Saved data entries:
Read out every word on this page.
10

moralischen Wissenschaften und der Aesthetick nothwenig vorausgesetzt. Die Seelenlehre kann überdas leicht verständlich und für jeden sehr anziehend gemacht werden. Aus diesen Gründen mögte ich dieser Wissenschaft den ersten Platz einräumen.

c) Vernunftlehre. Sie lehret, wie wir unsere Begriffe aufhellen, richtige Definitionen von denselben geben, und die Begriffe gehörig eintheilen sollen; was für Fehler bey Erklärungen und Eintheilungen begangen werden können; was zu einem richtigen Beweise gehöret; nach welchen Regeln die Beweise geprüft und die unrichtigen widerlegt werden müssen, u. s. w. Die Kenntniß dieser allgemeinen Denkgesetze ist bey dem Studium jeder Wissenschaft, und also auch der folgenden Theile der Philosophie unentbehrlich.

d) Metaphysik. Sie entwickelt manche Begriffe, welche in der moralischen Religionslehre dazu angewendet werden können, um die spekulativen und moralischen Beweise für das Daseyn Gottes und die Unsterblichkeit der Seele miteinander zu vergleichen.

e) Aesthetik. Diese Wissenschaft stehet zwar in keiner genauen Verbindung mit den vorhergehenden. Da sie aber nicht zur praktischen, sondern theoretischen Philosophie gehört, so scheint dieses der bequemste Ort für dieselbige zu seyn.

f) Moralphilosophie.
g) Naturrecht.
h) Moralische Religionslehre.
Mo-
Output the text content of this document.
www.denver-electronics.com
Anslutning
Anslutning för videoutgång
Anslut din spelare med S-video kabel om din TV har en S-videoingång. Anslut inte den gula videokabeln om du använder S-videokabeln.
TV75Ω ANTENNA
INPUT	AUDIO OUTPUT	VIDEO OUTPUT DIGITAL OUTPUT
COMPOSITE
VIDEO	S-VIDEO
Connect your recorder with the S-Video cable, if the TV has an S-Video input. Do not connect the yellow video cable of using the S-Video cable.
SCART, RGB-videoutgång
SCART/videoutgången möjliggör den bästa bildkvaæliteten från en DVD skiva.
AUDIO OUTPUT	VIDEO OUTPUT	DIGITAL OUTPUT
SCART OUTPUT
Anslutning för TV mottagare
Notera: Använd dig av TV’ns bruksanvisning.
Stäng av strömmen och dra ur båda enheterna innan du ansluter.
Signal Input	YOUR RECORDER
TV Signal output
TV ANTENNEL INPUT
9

▶ [Aim of the exercise]: How many lines in these records hold the string "DIGITAL"? Reply with the number alone.

▶ [Result below]: 2